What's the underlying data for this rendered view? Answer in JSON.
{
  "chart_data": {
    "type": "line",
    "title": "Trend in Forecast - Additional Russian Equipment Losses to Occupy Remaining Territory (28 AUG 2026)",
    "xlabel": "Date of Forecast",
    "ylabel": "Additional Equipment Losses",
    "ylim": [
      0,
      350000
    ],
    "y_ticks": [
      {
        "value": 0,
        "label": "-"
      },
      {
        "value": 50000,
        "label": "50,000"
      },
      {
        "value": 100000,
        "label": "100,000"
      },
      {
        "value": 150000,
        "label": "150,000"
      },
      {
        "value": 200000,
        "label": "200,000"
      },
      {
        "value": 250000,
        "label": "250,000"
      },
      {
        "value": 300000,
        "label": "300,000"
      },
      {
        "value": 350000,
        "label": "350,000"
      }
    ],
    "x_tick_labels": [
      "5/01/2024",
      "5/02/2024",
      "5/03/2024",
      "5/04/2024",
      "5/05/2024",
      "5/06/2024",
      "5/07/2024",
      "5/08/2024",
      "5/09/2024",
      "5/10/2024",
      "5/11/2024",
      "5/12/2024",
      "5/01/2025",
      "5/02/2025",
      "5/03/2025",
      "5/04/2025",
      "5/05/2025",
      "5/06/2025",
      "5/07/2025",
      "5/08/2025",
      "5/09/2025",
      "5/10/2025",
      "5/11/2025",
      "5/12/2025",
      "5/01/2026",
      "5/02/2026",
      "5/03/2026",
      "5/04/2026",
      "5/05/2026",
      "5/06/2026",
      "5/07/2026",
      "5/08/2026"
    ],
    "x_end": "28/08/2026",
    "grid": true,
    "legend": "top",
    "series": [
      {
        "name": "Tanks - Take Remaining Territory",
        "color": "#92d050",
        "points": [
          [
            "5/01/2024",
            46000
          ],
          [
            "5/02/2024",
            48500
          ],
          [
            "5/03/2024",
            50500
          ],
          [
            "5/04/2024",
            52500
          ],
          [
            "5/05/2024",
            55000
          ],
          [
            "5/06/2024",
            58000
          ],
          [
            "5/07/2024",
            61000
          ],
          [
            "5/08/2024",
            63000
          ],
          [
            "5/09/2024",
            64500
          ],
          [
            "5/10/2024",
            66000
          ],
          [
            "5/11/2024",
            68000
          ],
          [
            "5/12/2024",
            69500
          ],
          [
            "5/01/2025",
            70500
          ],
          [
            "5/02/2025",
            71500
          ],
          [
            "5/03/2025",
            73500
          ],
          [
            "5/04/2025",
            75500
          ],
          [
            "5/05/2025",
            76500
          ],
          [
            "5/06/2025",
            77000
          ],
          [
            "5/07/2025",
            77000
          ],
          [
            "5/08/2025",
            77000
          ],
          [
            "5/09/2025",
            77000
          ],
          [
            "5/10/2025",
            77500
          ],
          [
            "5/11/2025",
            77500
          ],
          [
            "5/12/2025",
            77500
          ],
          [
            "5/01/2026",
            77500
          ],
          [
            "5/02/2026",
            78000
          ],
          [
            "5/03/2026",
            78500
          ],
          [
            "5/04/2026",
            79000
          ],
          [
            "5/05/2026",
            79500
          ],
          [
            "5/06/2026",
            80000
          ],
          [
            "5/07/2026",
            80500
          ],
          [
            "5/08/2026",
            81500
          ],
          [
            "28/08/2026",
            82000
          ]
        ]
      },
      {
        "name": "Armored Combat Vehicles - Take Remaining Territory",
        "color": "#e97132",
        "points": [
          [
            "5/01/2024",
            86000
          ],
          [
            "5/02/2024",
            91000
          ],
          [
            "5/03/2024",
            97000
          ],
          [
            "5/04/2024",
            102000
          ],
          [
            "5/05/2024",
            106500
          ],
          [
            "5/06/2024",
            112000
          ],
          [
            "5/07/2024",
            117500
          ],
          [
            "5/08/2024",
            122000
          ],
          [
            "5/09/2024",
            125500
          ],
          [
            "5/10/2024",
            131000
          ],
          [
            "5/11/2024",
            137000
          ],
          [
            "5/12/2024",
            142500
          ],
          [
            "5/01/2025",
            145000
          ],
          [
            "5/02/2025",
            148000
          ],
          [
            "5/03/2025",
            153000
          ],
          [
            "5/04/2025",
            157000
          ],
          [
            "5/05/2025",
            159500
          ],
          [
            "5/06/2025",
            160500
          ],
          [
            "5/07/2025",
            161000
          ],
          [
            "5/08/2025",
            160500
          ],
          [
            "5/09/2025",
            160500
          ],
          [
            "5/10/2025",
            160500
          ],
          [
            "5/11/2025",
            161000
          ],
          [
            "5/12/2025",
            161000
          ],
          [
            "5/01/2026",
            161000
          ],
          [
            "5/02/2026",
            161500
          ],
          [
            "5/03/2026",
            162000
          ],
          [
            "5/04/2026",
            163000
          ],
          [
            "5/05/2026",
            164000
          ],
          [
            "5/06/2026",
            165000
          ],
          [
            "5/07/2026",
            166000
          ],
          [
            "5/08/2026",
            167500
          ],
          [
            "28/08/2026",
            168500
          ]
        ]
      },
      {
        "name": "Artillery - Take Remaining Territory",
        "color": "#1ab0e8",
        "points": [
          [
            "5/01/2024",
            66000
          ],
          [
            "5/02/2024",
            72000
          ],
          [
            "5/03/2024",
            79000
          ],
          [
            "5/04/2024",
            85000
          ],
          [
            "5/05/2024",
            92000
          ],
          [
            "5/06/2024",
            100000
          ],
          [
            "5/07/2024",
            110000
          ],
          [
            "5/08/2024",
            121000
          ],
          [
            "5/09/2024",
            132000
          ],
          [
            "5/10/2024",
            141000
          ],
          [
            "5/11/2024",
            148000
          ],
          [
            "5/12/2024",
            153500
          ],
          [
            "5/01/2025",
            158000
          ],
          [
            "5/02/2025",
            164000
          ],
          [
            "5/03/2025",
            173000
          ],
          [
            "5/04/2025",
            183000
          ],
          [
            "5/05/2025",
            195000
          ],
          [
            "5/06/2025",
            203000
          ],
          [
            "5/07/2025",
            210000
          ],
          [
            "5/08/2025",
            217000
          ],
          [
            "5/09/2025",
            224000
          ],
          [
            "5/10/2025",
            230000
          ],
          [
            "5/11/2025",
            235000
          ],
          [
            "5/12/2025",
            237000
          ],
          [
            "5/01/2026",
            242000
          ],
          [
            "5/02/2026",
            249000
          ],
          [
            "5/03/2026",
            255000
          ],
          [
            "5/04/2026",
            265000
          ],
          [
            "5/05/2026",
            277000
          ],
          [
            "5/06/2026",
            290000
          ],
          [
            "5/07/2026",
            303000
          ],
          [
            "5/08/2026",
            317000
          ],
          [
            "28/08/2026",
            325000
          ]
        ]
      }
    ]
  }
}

## [Stated exercise]
Identify each line containing the string "Take" and copy it out.

## [Task result]
        "name": "Tanks - Take Remaining Territory",
        "name": "Armored Combat Vehicles - Take Remaining Territory",
        "name": "Artillery - Take Remaining Territory",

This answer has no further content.